*** Opening Source extract ***

The Finder is responsible for managing the files and folders on the desktop. It works with the File Manager to maintain the organization of files and folders on a volume. The hierarchical relationship of folders within folders on the desktop corresponds directly to the hierarchical directory structure maintained on the volume. The volume is known as the root directory, and the folders are known as subdirectories, or simply directories.

A volume appears on the desktop only after it has been mounted. Ejectable volumes (such as 3.5-inch floppy disks) are mounted when they’re inserted into a disk drive; nonejectable volumes (such as those on hard disks) are mounted automatically at system startup. When a volume is mounted, the File Manager places information about the volume in a nonrelocatable block of memory called a volume control block (VCB). The number of volumes that can be mounted at any time is limited only by the number of drives attached and available memory.

When a volume is mounted, the File Manager assigns a volume reference number by which you can refer to the volume for as long as it remains mounted. You can also identify a volume by its volume name, a sequence of 1 to 27 printing characters, excluding colons (:). (The File Manager ignores case when comparing names but does recognize diacritical marks.) Whenever possible, though, you should use the volume reference number to avoid confusion between volumes with the same name.

When an application ejects a 3.5-inch disk from a drive, the File Manager places the volume offline. When a volume is offline, the volume control block is kept in memory and the volume reference number is still valid. If you make a File Manager call that specifies that volume, the File Manager presents the disk switch dialog box to the user.

When the user drags a volume icon to the Trash, that volume is unmounted; the volume control block is released, and the volume is no longer known to the File Manager. In particular, the volume reference number previously assigned to the volume is no longer valid.

*** Closing Source extract ***
*** Opening Extracted material ***

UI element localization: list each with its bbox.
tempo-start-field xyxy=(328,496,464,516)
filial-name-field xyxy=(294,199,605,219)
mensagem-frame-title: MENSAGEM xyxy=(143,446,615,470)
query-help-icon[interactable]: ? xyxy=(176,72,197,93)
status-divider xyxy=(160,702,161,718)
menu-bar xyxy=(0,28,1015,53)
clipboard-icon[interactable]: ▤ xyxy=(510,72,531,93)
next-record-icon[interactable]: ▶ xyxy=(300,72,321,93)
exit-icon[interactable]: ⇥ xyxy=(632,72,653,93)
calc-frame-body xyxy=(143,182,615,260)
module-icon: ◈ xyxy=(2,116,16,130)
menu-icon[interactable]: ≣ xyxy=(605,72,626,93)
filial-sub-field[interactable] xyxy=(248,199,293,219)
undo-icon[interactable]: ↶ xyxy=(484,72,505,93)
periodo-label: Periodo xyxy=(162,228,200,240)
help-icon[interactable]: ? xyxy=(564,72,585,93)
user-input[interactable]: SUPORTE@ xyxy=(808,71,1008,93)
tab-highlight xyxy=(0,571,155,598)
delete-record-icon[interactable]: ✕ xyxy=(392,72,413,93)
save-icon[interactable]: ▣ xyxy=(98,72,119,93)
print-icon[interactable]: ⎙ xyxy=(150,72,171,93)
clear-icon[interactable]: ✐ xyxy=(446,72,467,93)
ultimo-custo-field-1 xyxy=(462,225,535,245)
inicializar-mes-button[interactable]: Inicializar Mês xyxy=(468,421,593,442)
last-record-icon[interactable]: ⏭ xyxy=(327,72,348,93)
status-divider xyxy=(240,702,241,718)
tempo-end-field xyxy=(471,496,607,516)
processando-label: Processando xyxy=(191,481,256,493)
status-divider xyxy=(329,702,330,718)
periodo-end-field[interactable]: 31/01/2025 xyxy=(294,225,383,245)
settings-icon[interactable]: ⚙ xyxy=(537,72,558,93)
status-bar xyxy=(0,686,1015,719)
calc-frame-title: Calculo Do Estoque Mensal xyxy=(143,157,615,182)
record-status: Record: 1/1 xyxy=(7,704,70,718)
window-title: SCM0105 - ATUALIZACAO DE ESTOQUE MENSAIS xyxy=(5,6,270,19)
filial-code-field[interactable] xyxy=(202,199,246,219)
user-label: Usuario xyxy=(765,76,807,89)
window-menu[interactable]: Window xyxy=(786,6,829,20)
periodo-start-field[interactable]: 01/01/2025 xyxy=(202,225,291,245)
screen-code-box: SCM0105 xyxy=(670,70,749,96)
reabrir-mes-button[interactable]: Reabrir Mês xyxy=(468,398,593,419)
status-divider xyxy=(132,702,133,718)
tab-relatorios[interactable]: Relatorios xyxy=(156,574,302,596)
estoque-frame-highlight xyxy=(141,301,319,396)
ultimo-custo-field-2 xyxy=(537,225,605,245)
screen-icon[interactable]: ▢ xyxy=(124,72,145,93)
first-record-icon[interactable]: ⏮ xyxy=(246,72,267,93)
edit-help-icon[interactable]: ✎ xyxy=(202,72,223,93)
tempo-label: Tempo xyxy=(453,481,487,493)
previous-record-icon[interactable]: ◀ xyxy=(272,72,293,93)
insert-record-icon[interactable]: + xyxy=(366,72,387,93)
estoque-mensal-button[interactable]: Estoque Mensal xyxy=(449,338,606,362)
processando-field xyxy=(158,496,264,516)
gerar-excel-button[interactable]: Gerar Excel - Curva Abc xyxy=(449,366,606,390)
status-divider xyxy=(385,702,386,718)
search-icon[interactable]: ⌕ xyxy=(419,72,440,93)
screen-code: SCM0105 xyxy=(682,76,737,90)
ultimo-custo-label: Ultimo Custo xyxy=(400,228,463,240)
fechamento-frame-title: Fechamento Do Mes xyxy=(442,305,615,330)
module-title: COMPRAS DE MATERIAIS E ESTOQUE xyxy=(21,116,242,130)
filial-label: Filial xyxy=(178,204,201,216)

*** Closing Extracted material ***

■ Action item A ■
Answer these questions using the passage on Finder volumes:
(i) What is the volume called within the directory structure?
(ii) How many characters can a volume name contain?
(iii) What happens to the volume control block when the user drags a volume icon to the Trash?
■ Action item B ■
Rewrite the paragraph of the passage on Finder volumes that begins "When an application ejects a 3.5-inch disk" as a short bulleted list that keeps its main facts.

■ Exercise answer A ■
(i) The root directory.
(ii) From 1 to 27 printing characters, not including colons.
(iii) It is released.

■ Exercise answer B ■
- Ejecting a 3.5-inch disk puts its volume offline.
- An offline volume keeps its volume control block in memory, and its volume reference number stays valid.
- A File Manager call that names the offline volume makes the File Manager show the disk switch dialog box.